- **Your task**:
Set out every line bearing the string "นใหม".

Dataset items:

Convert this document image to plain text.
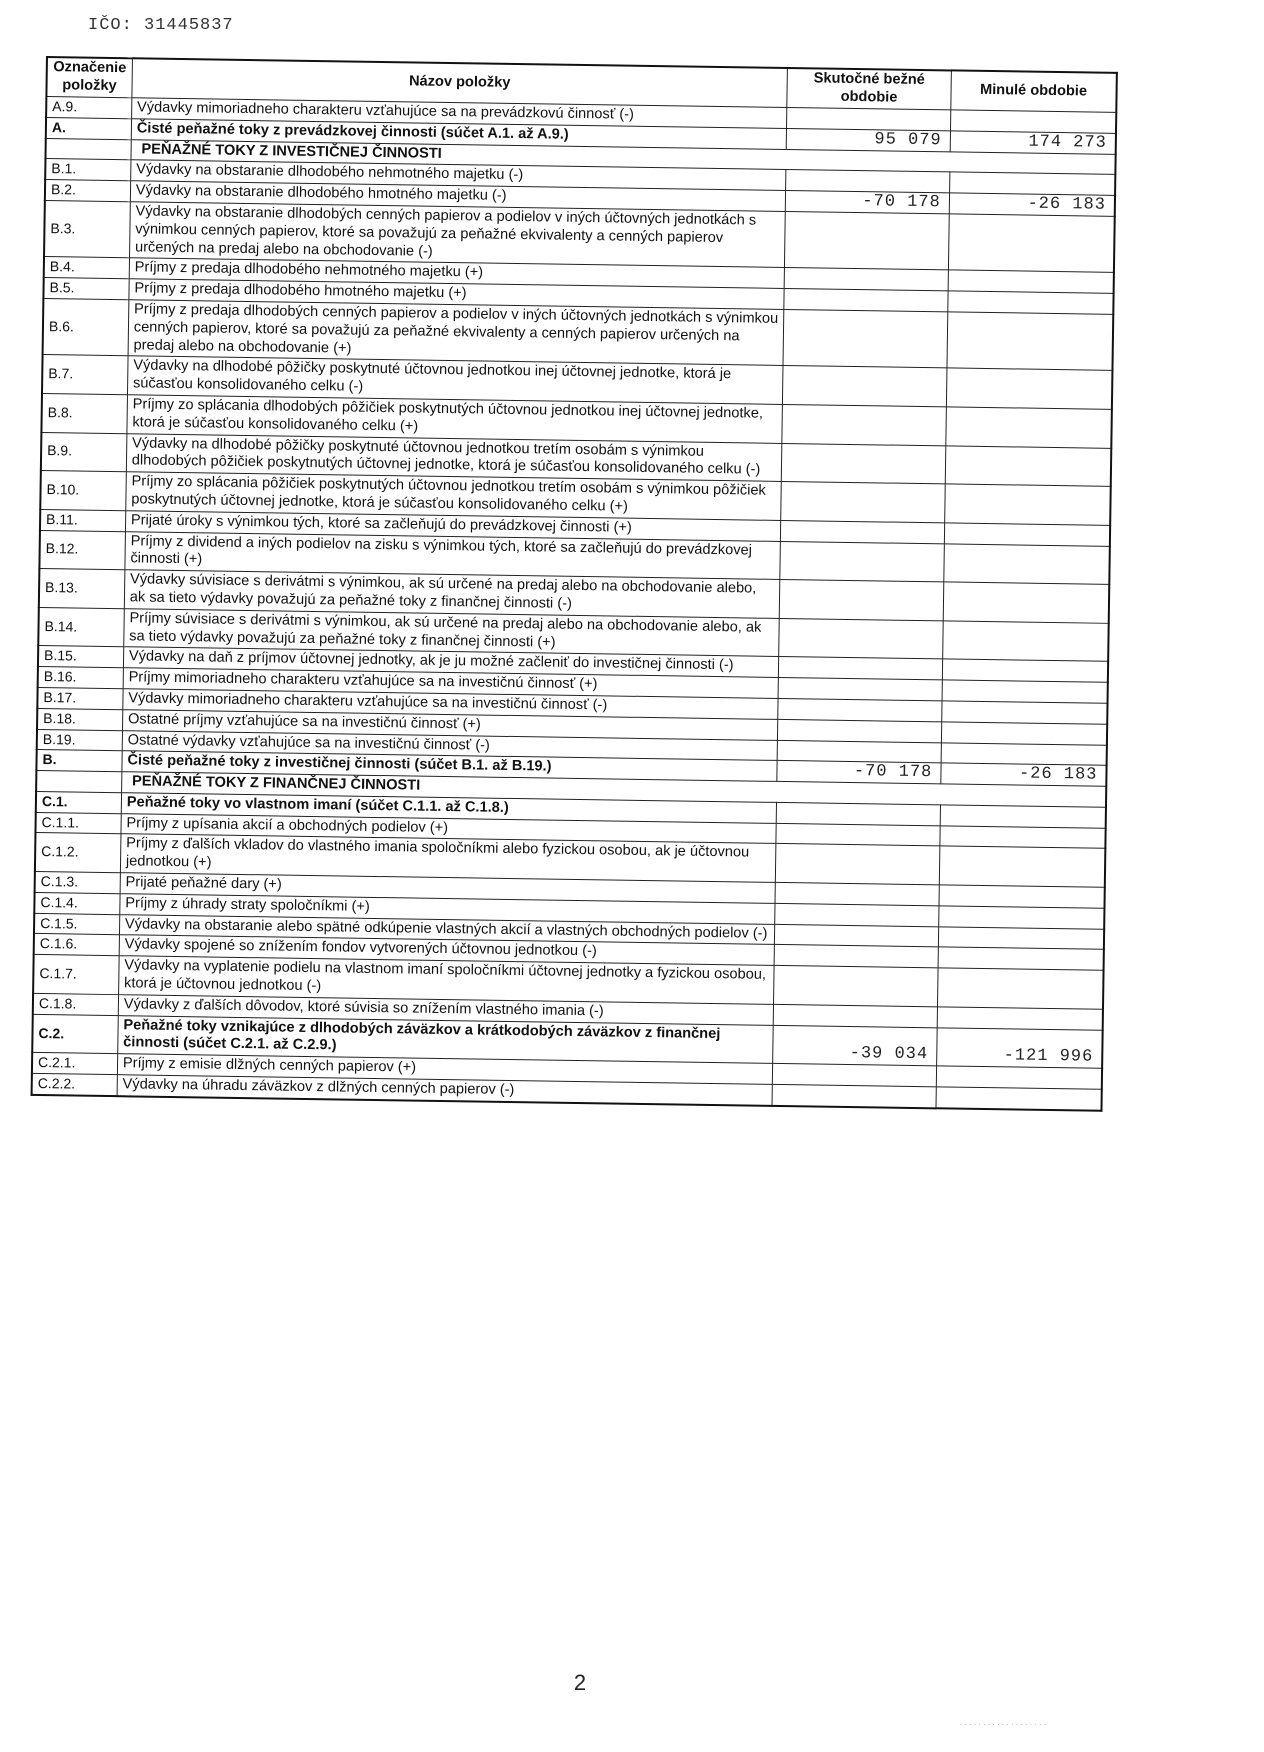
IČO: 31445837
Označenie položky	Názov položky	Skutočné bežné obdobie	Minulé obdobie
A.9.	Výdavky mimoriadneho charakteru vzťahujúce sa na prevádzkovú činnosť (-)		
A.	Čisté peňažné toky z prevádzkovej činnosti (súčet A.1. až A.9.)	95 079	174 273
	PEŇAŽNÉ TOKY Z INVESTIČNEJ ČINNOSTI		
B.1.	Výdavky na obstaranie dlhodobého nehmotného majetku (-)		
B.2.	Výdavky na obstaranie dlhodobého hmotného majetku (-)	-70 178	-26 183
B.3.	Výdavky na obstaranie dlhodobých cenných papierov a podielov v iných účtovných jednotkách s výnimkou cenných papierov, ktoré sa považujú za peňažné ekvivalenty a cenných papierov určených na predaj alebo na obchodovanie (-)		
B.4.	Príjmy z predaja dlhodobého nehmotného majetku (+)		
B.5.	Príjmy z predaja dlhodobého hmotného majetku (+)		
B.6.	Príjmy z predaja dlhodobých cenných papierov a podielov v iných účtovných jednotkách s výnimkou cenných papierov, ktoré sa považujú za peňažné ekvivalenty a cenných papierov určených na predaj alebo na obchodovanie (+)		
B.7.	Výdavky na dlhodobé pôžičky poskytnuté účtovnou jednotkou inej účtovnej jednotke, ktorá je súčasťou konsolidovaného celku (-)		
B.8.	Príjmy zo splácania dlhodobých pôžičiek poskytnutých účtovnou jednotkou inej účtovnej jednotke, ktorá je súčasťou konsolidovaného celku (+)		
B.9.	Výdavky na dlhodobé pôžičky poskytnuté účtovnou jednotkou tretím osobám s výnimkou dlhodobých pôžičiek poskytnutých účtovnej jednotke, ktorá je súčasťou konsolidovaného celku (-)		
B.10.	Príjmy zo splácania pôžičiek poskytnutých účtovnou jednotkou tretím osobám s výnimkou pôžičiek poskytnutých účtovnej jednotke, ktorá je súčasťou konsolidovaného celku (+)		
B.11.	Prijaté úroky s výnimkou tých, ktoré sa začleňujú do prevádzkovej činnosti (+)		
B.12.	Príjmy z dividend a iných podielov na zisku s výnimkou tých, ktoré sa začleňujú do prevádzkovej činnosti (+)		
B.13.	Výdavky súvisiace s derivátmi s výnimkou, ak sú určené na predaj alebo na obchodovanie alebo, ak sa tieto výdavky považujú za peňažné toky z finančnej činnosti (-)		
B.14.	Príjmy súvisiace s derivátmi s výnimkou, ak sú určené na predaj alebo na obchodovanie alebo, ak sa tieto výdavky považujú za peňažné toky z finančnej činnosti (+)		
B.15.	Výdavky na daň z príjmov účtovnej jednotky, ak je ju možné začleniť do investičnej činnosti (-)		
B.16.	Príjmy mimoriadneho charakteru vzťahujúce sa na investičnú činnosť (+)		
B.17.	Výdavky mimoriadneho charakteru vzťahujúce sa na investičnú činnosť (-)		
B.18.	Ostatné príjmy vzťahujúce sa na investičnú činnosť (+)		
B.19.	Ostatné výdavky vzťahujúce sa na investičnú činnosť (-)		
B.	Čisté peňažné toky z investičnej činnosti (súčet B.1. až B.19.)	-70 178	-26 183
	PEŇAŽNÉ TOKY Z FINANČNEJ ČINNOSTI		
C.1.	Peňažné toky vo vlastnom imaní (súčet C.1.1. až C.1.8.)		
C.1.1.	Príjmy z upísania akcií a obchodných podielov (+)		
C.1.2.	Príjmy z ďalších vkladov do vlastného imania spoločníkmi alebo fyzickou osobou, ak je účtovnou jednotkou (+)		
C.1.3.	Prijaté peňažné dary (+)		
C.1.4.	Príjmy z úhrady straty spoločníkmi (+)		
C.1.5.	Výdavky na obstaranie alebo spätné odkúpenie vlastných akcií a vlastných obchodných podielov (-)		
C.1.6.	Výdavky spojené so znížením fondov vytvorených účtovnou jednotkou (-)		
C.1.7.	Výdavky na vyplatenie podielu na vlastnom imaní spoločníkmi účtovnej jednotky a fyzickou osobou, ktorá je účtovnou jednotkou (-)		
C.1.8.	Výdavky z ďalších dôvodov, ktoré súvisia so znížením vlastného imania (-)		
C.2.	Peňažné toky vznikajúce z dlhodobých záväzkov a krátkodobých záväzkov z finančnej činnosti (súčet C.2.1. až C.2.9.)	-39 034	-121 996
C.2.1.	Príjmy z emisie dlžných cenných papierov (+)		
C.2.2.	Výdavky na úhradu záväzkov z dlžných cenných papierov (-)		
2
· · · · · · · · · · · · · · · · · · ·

==

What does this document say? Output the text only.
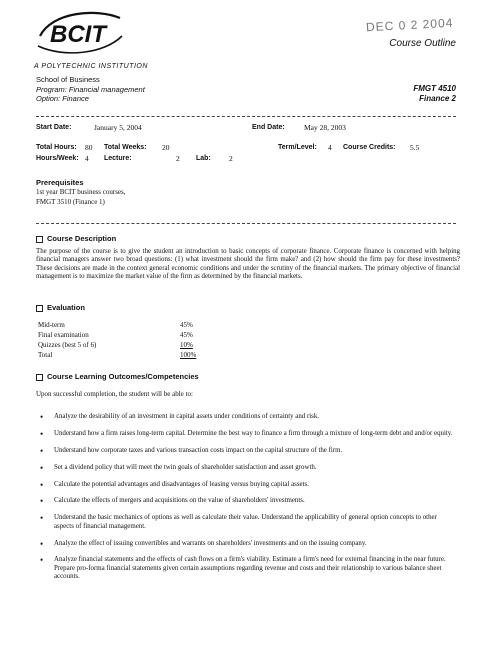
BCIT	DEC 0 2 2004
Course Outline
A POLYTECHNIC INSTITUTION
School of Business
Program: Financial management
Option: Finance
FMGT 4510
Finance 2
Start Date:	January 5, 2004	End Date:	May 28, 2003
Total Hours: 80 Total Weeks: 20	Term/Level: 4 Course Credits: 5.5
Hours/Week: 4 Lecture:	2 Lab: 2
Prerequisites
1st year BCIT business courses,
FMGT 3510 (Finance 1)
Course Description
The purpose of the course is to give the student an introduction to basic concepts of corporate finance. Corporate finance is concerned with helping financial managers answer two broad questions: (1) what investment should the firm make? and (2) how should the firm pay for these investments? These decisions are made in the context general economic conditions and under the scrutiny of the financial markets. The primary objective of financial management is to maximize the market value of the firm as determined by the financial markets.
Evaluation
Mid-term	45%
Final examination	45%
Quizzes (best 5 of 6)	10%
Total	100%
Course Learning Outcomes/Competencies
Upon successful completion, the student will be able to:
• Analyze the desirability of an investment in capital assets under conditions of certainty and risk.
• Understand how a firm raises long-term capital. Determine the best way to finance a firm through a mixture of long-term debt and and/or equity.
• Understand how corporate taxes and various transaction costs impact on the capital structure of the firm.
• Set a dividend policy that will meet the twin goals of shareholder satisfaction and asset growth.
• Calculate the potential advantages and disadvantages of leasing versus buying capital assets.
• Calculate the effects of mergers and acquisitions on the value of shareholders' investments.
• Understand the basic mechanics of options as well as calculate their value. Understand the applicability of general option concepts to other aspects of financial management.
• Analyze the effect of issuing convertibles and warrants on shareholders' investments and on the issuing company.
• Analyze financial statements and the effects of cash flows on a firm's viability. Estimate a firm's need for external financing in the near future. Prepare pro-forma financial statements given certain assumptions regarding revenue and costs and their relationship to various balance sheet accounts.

---

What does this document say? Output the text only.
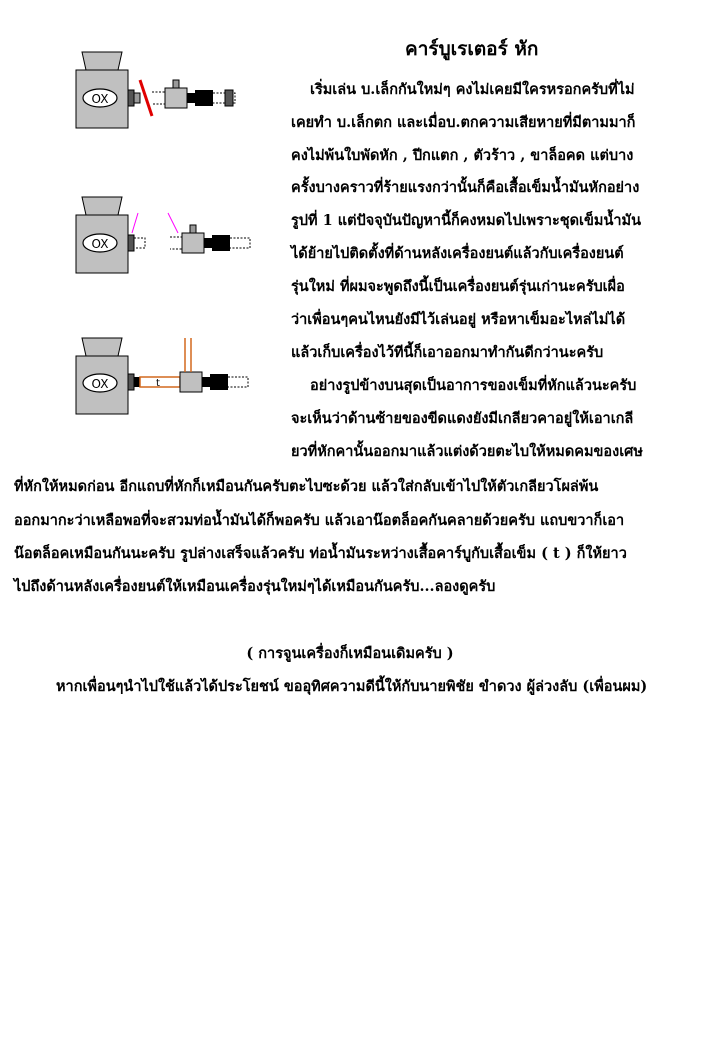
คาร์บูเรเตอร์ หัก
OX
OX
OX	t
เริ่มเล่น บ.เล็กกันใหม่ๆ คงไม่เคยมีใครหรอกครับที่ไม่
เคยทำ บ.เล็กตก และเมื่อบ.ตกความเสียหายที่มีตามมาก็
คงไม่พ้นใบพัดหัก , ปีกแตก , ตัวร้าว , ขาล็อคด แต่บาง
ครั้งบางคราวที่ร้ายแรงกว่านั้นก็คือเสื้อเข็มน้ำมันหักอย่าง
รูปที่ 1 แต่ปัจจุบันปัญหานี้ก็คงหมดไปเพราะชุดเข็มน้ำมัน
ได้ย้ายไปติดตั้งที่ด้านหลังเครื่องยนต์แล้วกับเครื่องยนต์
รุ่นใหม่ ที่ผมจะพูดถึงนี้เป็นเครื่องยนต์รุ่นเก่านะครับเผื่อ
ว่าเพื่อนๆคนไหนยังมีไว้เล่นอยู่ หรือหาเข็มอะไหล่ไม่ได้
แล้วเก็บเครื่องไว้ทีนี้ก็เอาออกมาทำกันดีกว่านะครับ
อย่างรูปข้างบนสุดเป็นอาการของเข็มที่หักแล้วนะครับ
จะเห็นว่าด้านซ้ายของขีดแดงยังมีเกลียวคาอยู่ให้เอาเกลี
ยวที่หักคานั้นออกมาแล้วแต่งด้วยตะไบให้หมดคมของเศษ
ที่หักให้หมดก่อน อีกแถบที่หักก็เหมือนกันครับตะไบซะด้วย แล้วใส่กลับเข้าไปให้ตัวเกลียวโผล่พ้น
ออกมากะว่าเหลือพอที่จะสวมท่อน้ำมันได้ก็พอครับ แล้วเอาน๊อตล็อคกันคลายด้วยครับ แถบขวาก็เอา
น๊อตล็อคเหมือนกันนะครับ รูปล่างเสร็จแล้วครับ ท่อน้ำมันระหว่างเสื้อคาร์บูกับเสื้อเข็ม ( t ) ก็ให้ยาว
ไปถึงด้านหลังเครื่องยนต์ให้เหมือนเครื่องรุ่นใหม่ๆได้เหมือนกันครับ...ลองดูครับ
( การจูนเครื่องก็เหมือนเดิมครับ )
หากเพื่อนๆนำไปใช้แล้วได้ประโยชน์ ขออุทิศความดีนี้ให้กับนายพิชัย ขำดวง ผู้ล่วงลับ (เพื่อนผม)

- **Full response**:
เริ่มเล่น บ.เล็กกันใหม่ๆ คงไม่เคยมีใครหรอกครับที่ไม่
รุ่นใหม่ ที่ผมจะพูดถึงนี้เป็นเครื่องยนต์รุ่นเก่านะครับเผื่อ
ไปถึงด้านหลังเครื่องยนต์ให้เหมือนเครื่องรุ่นใหม่ๆได้เหมือนกันครับ...ลองดูครับ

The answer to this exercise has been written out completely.